>> begin Supplied information

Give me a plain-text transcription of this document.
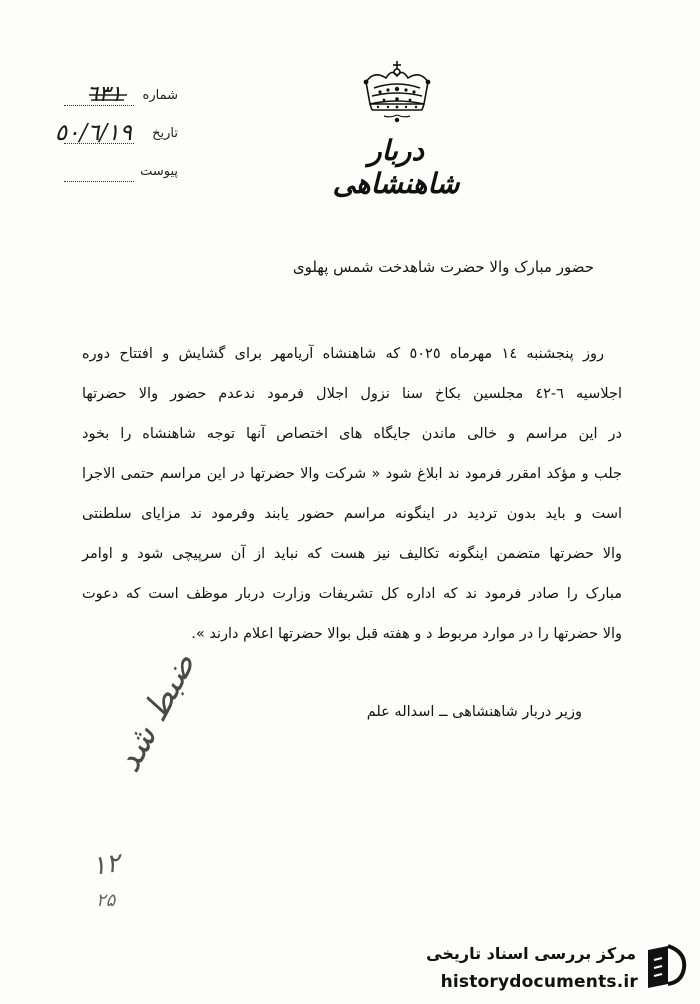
دربار شاهنشاهی
شماره
٦٣١
تاریخ
٥٠/٦/١٩
پیوست
حضور مبارک والا حضرت شاهدخت شمس پهلوی
روز پنجشنبه ١٤ مهرماه ٥٠٢٥ که شاهنشاه آریامهر برای گشایش و افتتاح دوره
اجلاسیه ٦-٤٢ مجلسین بکاخ سنا نزول اجلال فرمود ندعدم حضور والا حضرتها
در این مراسم و خالی ماندن جایگاه های اختصاص آنها توجه شاهنشاه را بخود
جلب و مؤکد امقرر فرمود ند ابلاغ شود « شرکت والا حضرتها در این مراسم حتمی الاجرا
است و باید بدون تردید در اینگونه مراسم حضور یابند وفرمود ند مزایای سلطنتی
والا حضرتها متضمن اینگونه تکالیف نیز هست که نباید از آن سرپیچی شود و اوامر
مبارک را صادر فرمود ند که اداره کل تشریفات وزارت دربار موظف است که دعوت
والا حضرتها را در موارد مربوط د و هفته قبل بوالا حضرتها اعلام دارند ».
وزیر دربار شاهنشاهی ــ اسداله علم
ضبط شد
۱۲
۲۵
مرکز بررسی اسناد تاریخی
historydocuments.ir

>> end Supplied information

▶ **Given exercise**: Do not copy the pictures, but repeat every line exactly.

▶ **Output of the exercise**:
Give me a plain-text transcription of this document.
دربار شاهنشاهی
شماره
٦٣١
تاریخ
٥٠/٦/١٩
پیوست
حضور مبارک والا حضرت شاهدخت شمس پهلوی
روز پنجشنبه ١٤ مهرماه ٥٠٢٥ که شاهنشاه آریامهر برای گشایش و افتتاح دوره
اجلاسیه ٦-٤٢ مجلسین بکاخ سنا نزول اجلال فرمود ندعدم حضور والا حضرتها
در این مراسم و خالی ماندن جایگاه های اختصاص آنها توجه شاهنشاه را بخود
جلب و مؤکد امقرر فرمود ند ابلاغ شود « شرکت والا حضرتها در این مراسم حتمی الاجرا
است و باید بدون تردید در اینگونه مراسم حضور یابند وفرمود ند مزایای سلطنتی
والا حضرتها متضمن اینگونه تکالیف نیز هست که نباید از آن سرپیچی شود و اوامر
مبارک را صادر فرمود ند که اداره کل تشریفات وزارت دربار موظف است که دعوت
والا حضرتها را در موارد مربوط د و هفته قبل بوالا حضرتها اعلام دارند ».
وزیر دربار شاهنشاهی ــ اسداله علم
ضبط شد
۱۲
۲۵
مرکز بررسی اسناد تاریخی
historydocuments.ir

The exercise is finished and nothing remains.